# [EXTRACTED TEXT]

○ ○ ○ ○ ○ ○ ○

Calling any HPy function on a closed handle is an error. Calling HPy_Close() on the same handle twice is an error. Forgetting to call HPy_Close() on a handle results in a memory leak. When running in Debug Mode, HPy actively checks that you that you don’t close a handle twice and that you don’t forget to close any.

Note

The debug mode is a good example of how powerful it is to decouple the lifetime of handles and the lifetime of an objects. If you find a memory leak on CPython, you know that you are missing a Py_DECREF somewhere but the only way to find the corresponding Py_INCREF is to manually and carefully study the source code. On the other hand, if you forget to call HPy_Close(), the HPy debug mode is able to tell the precise code location which created the unclosed handle. Similarly, if you try to operate on a closed handle, it will tell you the precise code locations which created and closed it.

○ ○ ○ ○ ○ ○ ○

[Bounding box annotations]
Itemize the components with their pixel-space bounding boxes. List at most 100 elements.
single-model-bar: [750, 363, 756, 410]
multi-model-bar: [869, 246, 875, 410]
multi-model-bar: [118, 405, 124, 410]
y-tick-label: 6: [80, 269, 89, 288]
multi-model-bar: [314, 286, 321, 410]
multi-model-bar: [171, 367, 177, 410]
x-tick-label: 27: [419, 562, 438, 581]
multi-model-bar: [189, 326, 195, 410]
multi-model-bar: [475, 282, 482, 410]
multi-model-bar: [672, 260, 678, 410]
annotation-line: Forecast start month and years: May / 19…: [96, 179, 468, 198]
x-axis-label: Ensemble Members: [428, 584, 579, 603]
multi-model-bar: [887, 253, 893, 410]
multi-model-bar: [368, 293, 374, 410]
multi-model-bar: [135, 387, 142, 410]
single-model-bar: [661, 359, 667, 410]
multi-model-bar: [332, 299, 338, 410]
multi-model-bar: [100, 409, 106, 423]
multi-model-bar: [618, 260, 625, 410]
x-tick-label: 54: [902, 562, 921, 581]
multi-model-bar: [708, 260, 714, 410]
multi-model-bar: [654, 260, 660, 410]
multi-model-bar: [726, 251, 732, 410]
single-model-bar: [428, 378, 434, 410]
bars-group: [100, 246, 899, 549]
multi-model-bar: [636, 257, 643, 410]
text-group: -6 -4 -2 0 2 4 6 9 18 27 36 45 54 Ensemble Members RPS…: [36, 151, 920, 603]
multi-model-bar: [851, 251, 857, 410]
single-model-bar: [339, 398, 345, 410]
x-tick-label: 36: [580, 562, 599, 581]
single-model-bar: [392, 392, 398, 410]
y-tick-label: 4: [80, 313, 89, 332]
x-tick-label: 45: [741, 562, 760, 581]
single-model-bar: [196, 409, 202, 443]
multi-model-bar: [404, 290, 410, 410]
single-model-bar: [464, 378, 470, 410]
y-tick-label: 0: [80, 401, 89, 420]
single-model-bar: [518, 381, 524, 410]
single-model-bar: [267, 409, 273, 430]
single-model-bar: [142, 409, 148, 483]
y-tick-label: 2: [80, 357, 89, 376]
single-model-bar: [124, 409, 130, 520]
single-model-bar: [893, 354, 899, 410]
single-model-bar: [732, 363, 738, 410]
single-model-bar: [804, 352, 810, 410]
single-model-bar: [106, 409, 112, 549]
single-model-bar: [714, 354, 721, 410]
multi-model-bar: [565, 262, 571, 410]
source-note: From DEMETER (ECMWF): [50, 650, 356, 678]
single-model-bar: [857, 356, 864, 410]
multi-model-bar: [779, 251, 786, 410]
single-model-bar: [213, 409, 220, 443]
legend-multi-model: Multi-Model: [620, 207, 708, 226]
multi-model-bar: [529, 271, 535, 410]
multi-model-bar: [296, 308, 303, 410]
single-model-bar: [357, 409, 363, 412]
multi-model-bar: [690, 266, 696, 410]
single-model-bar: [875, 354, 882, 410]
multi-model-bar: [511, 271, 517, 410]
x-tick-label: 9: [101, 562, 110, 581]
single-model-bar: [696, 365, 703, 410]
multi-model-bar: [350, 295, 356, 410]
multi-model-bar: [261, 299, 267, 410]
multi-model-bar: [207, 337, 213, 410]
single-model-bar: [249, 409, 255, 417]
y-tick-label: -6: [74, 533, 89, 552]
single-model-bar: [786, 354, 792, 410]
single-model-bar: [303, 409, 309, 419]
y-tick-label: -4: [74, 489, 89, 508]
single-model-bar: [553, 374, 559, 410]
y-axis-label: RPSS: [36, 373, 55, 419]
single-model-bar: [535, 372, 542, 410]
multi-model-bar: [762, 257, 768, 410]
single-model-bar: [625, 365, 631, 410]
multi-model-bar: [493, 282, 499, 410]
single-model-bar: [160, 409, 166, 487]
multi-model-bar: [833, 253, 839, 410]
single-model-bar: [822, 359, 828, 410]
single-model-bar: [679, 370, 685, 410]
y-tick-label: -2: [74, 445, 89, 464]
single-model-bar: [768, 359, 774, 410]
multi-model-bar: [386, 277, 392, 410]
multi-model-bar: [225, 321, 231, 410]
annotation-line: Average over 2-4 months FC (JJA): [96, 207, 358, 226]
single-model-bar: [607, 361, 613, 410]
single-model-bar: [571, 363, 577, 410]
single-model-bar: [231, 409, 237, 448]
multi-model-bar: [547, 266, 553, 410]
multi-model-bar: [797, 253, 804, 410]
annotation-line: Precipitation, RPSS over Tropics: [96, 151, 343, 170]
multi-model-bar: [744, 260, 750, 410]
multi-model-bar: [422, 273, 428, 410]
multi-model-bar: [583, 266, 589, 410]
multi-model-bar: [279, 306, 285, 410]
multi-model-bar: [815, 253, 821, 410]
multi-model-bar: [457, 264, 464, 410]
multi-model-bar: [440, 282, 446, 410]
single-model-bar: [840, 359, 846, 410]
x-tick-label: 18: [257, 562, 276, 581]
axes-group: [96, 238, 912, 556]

○ ○ ○ ○ ○ ○ ○

# [TO DO]
1. According to the passage on HPy handles, what happens if you forget to call HPy_Close() on a handle?
2. Please continue the passage on HPy handles after its final sentence.

# [EXPECTED RESPONSES]
1. It results in a memory leak.

2.
The other important difference is that Python/C guarantees that multiple references to the same object results in the very same PyObject * pointer. Thus, it is possible to compare C pointers by equality to check whether they point to the same object:

int is_same_object(PyObject *x, PyObject *y)
{
    return x == y;
}

On the other hand, in HPy, each handle is independent and it is common to have two different handles which point to the same underlying object, so comparing two handles directly is ill-defined. To prevent this kind of common error (especially when porting existing code to HPy), the HPy C type is opaque and the C compiler actively forbids comparisons between them. To check for identity, you can use HPy_Is():

int is_same_object(HPyContext *ctx, HPy x, HPy y)
{
    // return x == y; // compilation error!
    return HPy_Is(ctx, x, y);
}

Note

The main benefit of the semantics of handles is that it allows implementations to use very different models of memory management. On CPython, implementing handles is trivial because HPy is basically PyObject * in disguise, and HPy_Dup() and HPy_Close() are just aliases for Py_INCREF and Py_DECREF.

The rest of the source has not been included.